▶ _Task brief_
Give the count of lines that include the string "confidence". Add nothing to it.

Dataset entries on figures
● ● ● ●

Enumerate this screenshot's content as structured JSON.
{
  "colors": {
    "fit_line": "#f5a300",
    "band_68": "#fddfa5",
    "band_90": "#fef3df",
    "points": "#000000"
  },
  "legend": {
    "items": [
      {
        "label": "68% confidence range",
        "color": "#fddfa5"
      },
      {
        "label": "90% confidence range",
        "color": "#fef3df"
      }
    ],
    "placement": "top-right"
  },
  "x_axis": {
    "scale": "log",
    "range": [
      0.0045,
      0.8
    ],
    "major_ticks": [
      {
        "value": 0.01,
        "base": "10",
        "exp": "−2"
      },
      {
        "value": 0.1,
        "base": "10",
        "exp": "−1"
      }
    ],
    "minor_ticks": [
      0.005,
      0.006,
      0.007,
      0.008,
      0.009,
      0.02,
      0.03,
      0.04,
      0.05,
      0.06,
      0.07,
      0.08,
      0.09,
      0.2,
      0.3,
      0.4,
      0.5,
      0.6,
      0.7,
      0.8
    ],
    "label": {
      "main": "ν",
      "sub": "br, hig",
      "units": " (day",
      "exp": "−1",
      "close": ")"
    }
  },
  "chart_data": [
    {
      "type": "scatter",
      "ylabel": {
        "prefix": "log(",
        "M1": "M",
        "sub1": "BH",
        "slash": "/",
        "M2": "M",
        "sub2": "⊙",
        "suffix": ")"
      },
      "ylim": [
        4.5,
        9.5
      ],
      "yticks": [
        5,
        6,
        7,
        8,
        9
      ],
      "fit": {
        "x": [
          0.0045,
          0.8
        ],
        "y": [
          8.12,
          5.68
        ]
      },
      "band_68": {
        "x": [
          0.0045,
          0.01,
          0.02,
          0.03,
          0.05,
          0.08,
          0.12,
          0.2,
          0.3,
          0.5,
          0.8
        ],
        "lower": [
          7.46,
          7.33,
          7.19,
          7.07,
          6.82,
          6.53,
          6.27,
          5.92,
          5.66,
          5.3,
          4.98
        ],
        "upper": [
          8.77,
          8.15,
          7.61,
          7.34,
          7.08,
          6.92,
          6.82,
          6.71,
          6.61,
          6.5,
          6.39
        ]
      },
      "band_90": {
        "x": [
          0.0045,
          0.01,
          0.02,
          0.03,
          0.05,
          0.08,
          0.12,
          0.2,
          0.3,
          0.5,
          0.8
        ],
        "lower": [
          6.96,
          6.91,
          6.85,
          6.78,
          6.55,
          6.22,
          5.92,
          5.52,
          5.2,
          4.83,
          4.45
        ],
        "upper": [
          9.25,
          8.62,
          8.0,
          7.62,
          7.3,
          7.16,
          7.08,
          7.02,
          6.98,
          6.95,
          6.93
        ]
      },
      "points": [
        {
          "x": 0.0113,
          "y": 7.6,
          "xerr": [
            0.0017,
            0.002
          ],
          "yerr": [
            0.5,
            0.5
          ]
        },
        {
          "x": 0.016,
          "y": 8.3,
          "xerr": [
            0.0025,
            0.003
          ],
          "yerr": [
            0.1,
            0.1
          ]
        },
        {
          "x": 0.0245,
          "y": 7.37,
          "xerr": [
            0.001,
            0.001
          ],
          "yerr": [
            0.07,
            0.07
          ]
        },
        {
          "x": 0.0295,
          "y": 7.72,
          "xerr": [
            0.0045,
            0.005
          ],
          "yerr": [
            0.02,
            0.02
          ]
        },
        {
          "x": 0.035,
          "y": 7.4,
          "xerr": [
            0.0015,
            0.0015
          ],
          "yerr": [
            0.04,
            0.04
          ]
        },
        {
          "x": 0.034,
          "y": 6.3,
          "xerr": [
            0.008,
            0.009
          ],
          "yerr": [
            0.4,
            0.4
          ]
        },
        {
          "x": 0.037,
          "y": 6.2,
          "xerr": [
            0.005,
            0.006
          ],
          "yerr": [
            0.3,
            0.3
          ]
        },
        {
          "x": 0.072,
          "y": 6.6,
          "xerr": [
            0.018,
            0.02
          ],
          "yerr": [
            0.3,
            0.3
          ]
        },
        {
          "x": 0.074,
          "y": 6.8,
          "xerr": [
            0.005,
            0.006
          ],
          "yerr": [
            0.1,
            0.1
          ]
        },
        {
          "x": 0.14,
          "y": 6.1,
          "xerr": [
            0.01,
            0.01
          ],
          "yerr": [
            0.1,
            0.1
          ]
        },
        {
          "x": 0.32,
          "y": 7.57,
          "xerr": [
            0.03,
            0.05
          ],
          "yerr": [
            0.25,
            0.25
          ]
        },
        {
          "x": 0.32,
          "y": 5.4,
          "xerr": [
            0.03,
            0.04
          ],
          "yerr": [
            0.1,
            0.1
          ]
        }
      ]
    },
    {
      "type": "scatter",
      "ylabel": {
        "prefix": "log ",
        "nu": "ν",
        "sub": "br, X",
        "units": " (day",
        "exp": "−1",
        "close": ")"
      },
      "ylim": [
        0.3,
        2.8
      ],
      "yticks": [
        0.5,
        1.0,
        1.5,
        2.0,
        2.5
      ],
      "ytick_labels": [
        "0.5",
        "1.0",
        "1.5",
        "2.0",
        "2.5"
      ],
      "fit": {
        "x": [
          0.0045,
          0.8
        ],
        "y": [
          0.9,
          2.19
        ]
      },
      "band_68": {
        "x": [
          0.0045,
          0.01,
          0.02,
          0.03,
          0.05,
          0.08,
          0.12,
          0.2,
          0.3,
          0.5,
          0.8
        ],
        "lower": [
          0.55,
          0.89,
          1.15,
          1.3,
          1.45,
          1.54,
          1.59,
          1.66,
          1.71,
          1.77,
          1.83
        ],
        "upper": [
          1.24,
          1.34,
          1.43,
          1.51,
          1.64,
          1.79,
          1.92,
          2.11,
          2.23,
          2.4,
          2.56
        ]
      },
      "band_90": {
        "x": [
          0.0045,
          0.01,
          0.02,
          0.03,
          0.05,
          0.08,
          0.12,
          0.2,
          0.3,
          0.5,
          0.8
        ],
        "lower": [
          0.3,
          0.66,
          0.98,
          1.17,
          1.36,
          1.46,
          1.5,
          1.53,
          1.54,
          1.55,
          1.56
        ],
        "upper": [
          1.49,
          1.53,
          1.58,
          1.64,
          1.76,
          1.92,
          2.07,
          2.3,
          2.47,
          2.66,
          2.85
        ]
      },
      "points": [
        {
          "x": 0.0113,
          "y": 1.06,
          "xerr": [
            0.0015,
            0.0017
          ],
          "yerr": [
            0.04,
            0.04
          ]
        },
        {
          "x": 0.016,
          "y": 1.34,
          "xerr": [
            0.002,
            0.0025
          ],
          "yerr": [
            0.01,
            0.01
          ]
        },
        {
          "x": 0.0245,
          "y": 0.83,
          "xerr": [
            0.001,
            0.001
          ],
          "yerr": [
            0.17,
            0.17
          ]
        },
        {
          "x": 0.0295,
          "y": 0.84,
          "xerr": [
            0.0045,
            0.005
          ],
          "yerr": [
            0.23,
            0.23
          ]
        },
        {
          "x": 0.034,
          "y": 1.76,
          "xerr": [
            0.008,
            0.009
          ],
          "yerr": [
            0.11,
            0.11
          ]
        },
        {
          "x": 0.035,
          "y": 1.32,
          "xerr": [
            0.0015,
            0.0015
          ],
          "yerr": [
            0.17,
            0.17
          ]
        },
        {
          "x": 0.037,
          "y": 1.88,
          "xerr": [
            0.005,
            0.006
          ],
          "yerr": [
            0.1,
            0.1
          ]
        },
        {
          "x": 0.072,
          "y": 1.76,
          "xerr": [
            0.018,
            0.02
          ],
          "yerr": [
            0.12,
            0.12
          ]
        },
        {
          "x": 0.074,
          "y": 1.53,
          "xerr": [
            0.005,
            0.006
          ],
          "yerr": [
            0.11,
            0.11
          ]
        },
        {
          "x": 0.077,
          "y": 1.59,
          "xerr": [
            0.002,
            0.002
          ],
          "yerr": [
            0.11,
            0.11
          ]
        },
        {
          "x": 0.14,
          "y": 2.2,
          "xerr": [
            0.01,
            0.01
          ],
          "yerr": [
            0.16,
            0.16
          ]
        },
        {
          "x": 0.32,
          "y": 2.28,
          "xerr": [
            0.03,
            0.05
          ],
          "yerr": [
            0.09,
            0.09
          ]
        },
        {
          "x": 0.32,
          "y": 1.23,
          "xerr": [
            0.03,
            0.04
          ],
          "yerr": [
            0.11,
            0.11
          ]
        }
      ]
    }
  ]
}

● ● ● ●

▶ _Task solution_
2